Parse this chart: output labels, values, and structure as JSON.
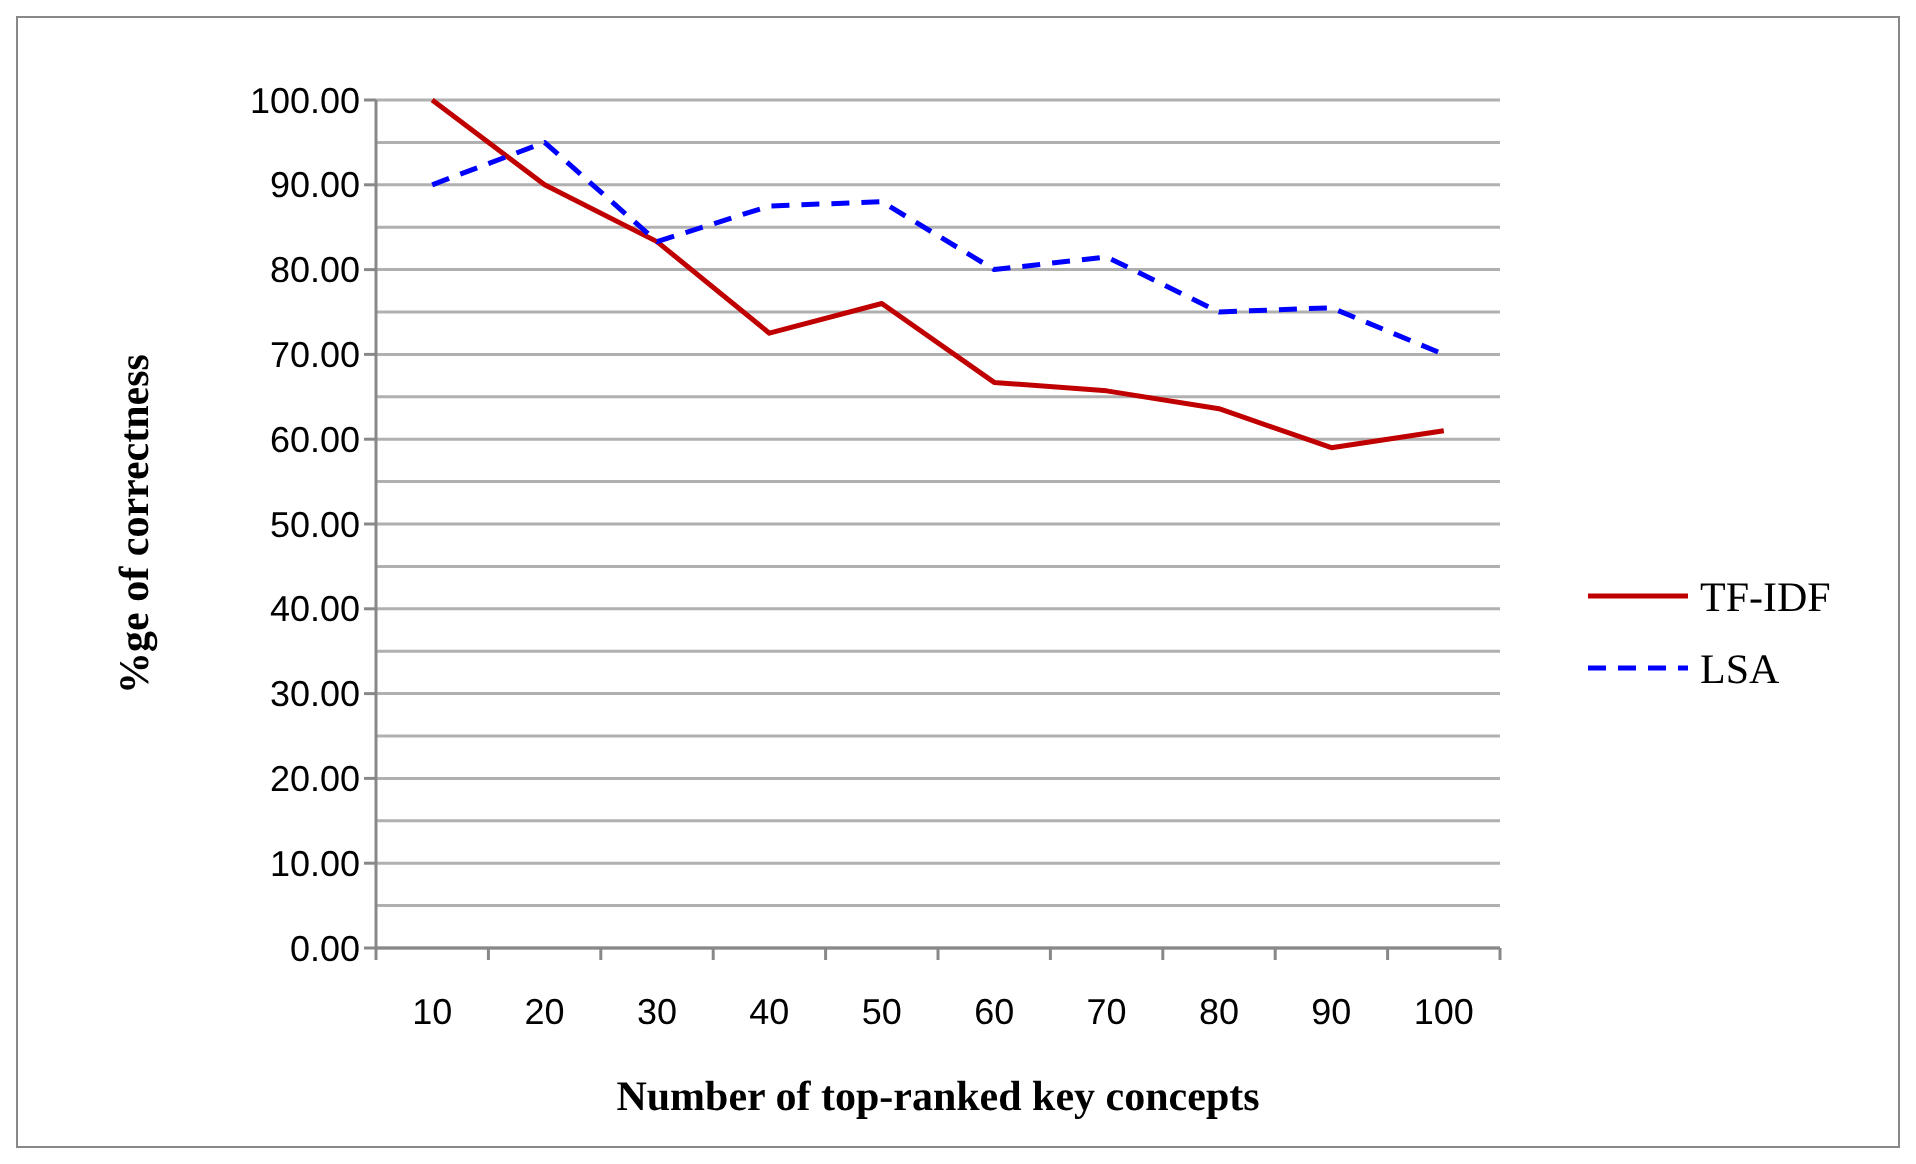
{
  "chart_data": {
    "type": "line",
    "xlabel": "Number of top-ranked key concepts",
    "ylabel": "%ge of correctness",
    "categories": [
      "10",
      "20",
      "30",
      "40",
      "50",
      "60",
      "70",
      "80",
      "90",
      "100"
    ],
    "series": [
      {
        "name": "TF-IDF",
        "color": "#c00000",
        "line_style": "solid",
        "values": [
          100,
          90,
          83.3,
          72.5,
          76,
          66.7,
          65.7,
          63.6,
          59,
          61
        ]
      },
      {
        "name": "LSA",
        "color": "#0000ff",
        "line_style": "dashed",
        "values": [
          90,
          95,
          83.3,
          87.5,
          88,
          80,
          81.5,
          75,
          75.5,
          70
        ]
      }
    ],
    "ylim": [
      0,
      100
    ],
    "yticks": [
      {
        "value": 0,
        "label": "0.00"
      },
      {
        "value": 5,
        "label": null
      },
      {
        "value": 10,
        "label": "10.00"
      },
      {
        "value": 15,
        "label": null
      },
      {
        "value": 20,
        "label": "20.00"
      },
      {
        "value": 25,
        "label": null
      },
      {
        "value": 30,
        "label": "30.00"
      },
      {
        "value": 35,
        "label": null
      },
      {
        "value": 40,
        "label": "40.00"
      },
      {
        "value": 45,
        "label": null
      },
      {
        "value": 50,
        "label": "50.00"
      },
      {
        "value": 55,
        "label": null
      },
      {
        "value": 60,
        "label": "60.00"
      },
      {
        "value": 65,
        "label": null
      },
      {
        "value": 70,
        "label": "70.00"
      },
      {
        "value": 75,
        "label": null
      },
      {
        "value": 80,
        "label": "80.00"
      },
      {
        "value": 85,
        "label": null
      },
      {
        "value": 90,
        "label": "90.00"
      },
      {
        "value": 95,
        "label": null
      },
      {
        "value": 100,
        "label": "100.00"
      }
    ],
    "grid": true,
    "legend": "right"
  }
}
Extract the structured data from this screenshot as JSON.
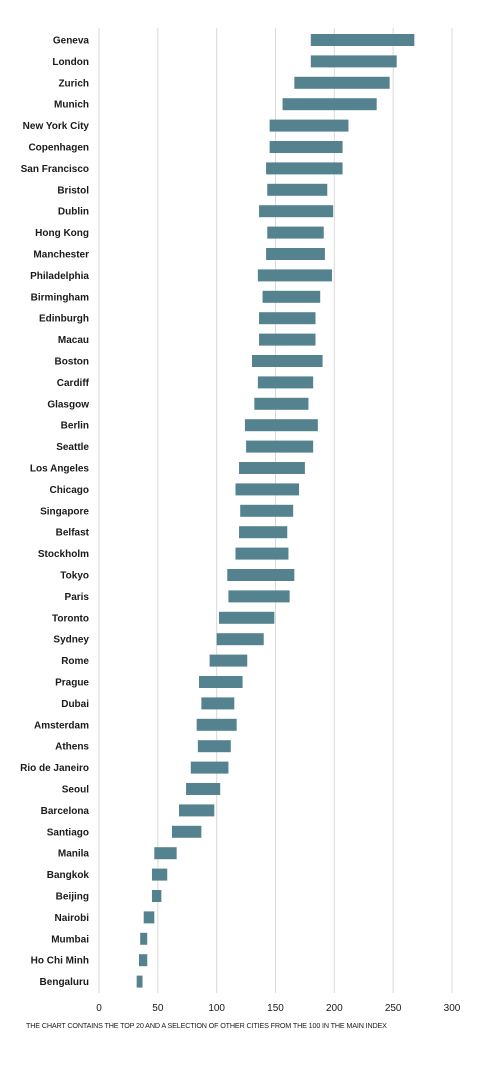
{
  "colors": {
    "bar": "#54838f",
    "grid": "#d9d9d9",
    "text": "#1a1a1a"
  },
  "footnote": "THE CHART CONTAINS THE TOP 20 AND A SELECTION OF OTHER CITIES FROM THE 100 IN THE MAIN INDEX",
  "chart_data": {
    "type": "bar",
    "orientation": "horizontal",
    "bar_style": "floating-range",
    "xlim": [
      0,
      300
    ],
    "x_ticks": [
      0,
      50,
      100,
      150,
      200,
      250,
      300
    ],
    "grid": "vertical",
    "categories": [
      "Geneva",
      "London",
      "Zurich",
      "Munich",
      "New York City",
      "Copenhagen",
      "San Francisco",
      "Bristol",
      "Dublin",
      "Hong Kong",
      "Manchester",
      "Philadelphia",
      "Birmingham",
      "Edinburgh",
      "Macau",
      "Boston",
      "Cardiff",
      "Glasgow",
      "Berlin",
      "Seattle",
      "Los Angeles",
      "Chicago",
      "Singapore",
      "Belfast",
      "Stockholm",
      "Tokyo",
      "Paris",
      "Toronto",
      "Sydney",
      "Rome",
      "Prague",
      "Dubai",
      "Amsterdam",
      "Athens",
      "Rio de Janeiro",
      "Seoul",
      "Barcelona",
      "Santiago",
      "Manila",
      "Bangkok",
      "Beijing",
      "Nairobi",
      "Mumbai",
      "Ho Chi Minh",
      "Bengaluru"
    ],
    "ranges": [
      [
        180,
        268
      ],
      [
        180,
        253
      ],
      [
        166,
        247
      ],
      [
        156,
        236
      ],
      [
        145,
        212
      ],
      [
        145,
        207
      ],
      [
        142,
        207
      ],
      [
        143,
        194
      ],
      [
        136,
        199
      ],
      [
        143,
        191
      ],
      [
        142,
        192
      ],
      [
        135,
        198
      ],
      [
        139,
        188
      ],
      [
        136,
        184
      ],
      [
        136,
        184
      ],
      [
        130,
        190
      ],
      [
        135,
        182
      ],
      [
        132,
        178
      ],
      [
        124,
        186
      ],
      [
        125,
        182
      ],
      [
        119,
        175
      ],
      [
        116,
        170
      ],
      [
        120,
        165
      ],
      [
        119,
        160
      ],
      [
        116,
        161
      ],
      [
        109,
        166
      ],
      [
        110,
        162
      ],
      [
        102,
        149
      ],
      [
        100,
        140
      ],
      [
        94,
        126
      ],
      [
        85,
        122
      ],
      [
        87,
        115
      ],
      [
        83,
        117
      ],
      [
        84,
        112
      ],
      [
        78,
        110
      ],
      [
        74,
        103
      ],
      [
        68,
        98
      ],
      [
        62,
        87
      ],
      [
        47,
        66
      ],
      [
        45,
        58
      ],
      [
        45,
        53
      ],
      [
        38,
        47
      ],
      [
        35,
        41
      ],
      [
        34,
        41
      ],
      [
        32,
        37
      ]
    ]
  }
}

=-=-=

In your copy, leave out the pictures and reproduce the material above exactly.

Parse this chart: output labels, values, and structure as JSON.
{
  "chart_data": {
    "type": "line",
    "xlabel": "Number of top-ranked key concepts",
    "ylabel": "%ge of correctness",
    "categories": [
      "10",
      "20",
      "30",
      "40",
      "50",
      "60",
      "70",
      "80",
      "90",
      "100"
    ],
    "series": [
      {
        "name": "TF-IDF",
        "color": "#c00000",
        "line_style": "solid",
        "values": [
          100,
          90,
          83.3,
          72.5,
          76,
          66.7,
          65.7,
          63.6,
          59,
          61
        ]
      },
      {
        "name": "LSA",
        "color": "#0000ff",
        "line_style": "dashed",
        "values": [
          90,
          95,
          83.3,
          87.5,
          88,
          80,
          81.5,
          75,
          75.5,
          70
        ]
      }
    ],
    "ylim": [
      0,
      100
    ],
    "yticks": [
      {
        "value": 0,
        "label": "0.00"
      },
      {
        "value": 5,
        "label": null
      },
      {
        "value": 10,
        "label": "10.00"
      },
      {
        "value": 15,
        "label": null
      },
      {
        "value": 20,
        "label": "20.00"
      },
      {
        "value": 25,
        "label": null
      },
      {
        "value": 30,
        "label": "30.00"
      },
      {
        "value": 35,
        "label": null
      },
      {
        "value": 40,
        "label": "40.00"
      },
      {
        "value": 45,
        "label": null
      },
      {
        "value": 50,
        "label": "50.00"
      },
      {
        "value": 55,
        "label": null
      },
      {
        "value": 60,
        "label": "60.00"
      },
      {
        "value": 65,
        "label": null
      },
      {
        "value": 70,
        "label": "70.00"
      },
      {
        "value": 75,
        "label": null
      },
      {
        "value": 80,
        "label": "80.00"
      },
      {
        "value": 85,
        "label": null
      },
      {
        "value": 90,
        "label": "90.00"
      },
      {
        "value": 95,
        "label": null
      },
      {
        "value": 100,
        "label": "100.00"
      }
    ],
    "grid": true,
    "legend": "right"
  }
}
Extract the structured data from this screenshot as JSON.
{
  "colors": {
    "bar": "#54838f",
    "grid": "#d9d9d9",
    "text": "#1a1a1a"
  },
  "footnote": "THE CHART CONTAINS THE TOP 20 AND A SELECTION OF OTHER CITIES FROM THE 100 IN THE MAIN INDEX",
  "chart_data": {
    "type": "bar",
    "orientation": "horizontal",
    "bar_style": "floating-range",
    "xlim": [
      0,
      300
    ],
    "x_ticks": [
      0,
      50,
      100,
      150,
      200,
      250,
      300
    ],
    "grid": "vertical",
    "categories": [
      "Geneva",
      "London",
      "Zurich",
      "Munich",
      "New York City",
      "Copenhagen",
      "San Francisco",
      "Bristol",
      "Dublin",
      "Hong Kong",
      "Manchester",
      "Philadelphia",
      "Birmingham",
      "Edinburgh",
      "Macau",
      "Boston",
      "Cardiff",
      "Glasgow",
      "Berlin",
      "Seattle",
      "Los Angeles",
      "Chicago",
      "Singapore",
      "Belfast",
      "Stockholm",
      "Tokyo",
      "Paris",
      "Toronto",
      "Sydney",
      "Rome",
      "Prague",
      "Dubai",
      "Amsterdam",
      "Athens",
      "Rio de Janeiro",
      "Seoul",
      "Barcelona",
      "Santiago",
      "Manila",
      "Bangkok",
      "Beijing",
      "Nairobi",
      "Mumbai",
      "Ho Chi Minh",
      "Bengaluru"
    ],
    "ranges": [
      [
        180,
        268
      ],
      [
        180,
        253
      ],
      [
        166,
        247
      ],
      [
        156,
        236
      ],
      [
        145,
        212
      ],
      [
        145,
        207
      ],
      [
        142,
        207
      ],
      [
        143,
        194
      ],
      [
        136,
        199
      ],
      [
        143,
        191
      ],
      [
        142,
        192
      ],
      [
        135,
        198
      ],
      [
        139,
        188
      ],
      [
        136,
        184
      ],
      [
        136,
        184
      ],
      [
        130,
        190
      ],
      [
        135,
        182
      ],
      [
        132,
        178
      ],
      [
        124,
        186
      ],
      [
        125,
        182
      ],
      [
        119,
        175
      ],
      [
        116,
        170
      ],
      [
        120,
        165
      ],
      [
        119,
        160
      ],
      [
        116,
        161
      ],
      [
        109,
        166
      ],
      [
        110,
        162
      ],
      [
        102,
        149
      ],
      [
        100,
        140
      ],
      [
        94,
        126
      ],
      [
        85,
        122
      ],
      [
        87,
        115
      ],
      [
        83,
        117
      ],
      [
        84,
        112
      ],
      [
        78,
        110
      ],
      [
        74,
        103
      ],
      [
        68,
        98
      ],
      [
        62,
        87
      ],
      [
        47,
        66
      ],
      [
        45,
        58
      ],
      [
        45,
        53
      ],
      [
        38,
        47
      ],
      [
        35,
        41
      ],
      [
        34,
        41
      ],
      [
        32,
        37
      ]
    ]
  }
}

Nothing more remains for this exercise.